(Aim):
Collect from the data below each line with "dzięki".

(Given records):
:::::
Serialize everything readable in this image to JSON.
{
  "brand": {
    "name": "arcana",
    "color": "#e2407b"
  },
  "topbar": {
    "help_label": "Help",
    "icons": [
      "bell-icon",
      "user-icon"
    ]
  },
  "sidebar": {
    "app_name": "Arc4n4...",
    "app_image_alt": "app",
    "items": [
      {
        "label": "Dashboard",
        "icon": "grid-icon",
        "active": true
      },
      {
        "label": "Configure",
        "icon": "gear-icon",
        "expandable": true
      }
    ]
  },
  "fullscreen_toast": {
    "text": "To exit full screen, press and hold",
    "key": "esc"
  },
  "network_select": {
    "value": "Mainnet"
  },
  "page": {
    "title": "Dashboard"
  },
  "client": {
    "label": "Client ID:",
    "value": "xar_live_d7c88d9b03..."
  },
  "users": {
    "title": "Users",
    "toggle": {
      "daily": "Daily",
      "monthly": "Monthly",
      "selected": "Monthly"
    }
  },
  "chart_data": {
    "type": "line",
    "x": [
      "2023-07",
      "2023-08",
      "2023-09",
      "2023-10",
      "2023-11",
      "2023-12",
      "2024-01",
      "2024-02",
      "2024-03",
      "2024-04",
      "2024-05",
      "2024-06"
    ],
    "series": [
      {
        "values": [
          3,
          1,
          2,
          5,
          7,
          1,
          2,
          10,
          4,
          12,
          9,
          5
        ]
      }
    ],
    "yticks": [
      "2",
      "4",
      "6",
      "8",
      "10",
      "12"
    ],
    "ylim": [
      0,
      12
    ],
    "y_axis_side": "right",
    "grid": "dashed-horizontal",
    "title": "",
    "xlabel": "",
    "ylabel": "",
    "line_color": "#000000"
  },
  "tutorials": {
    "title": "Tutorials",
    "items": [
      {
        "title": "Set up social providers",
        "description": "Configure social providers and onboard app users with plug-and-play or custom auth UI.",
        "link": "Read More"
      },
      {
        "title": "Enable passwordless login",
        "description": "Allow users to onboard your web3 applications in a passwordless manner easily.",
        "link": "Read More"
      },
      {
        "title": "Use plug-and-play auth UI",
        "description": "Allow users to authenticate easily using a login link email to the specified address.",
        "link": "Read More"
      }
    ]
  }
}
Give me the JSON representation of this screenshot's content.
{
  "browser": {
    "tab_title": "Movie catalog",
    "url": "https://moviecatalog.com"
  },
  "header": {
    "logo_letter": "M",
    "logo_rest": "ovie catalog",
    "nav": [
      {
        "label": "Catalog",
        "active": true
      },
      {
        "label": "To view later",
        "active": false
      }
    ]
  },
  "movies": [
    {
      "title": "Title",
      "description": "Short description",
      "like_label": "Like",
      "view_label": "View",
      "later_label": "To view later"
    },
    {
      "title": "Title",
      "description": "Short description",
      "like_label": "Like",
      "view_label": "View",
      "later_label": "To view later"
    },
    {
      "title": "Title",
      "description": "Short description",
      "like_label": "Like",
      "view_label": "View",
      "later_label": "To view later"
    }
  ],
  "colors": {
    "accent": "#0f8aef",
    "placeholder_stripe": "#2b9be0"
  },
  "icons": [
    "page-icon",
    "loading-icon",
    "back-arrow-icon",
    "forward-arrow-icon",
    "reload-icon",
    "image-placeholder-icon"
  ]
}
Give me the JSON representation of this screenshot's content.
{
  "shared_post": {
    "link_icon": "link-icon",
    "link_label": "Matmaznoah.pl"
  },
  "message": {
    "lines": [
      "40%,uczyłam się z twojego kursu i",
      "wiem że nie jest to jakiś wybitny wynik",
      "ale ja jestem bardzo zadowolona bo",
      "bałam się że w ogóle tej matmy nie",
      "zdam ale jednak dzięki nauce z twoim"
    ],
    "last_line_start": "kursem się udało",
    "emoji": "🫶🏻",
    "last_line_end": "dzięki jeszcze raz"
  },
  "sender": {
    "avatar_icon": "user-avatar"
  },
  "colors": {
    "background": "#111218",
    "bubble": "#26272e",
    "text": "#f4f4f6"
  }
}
:::::
(Complete output):
      "zdam ale jednak dzięki nauce z twoim"
    "last_line_end": "dzięki jeszcze raz"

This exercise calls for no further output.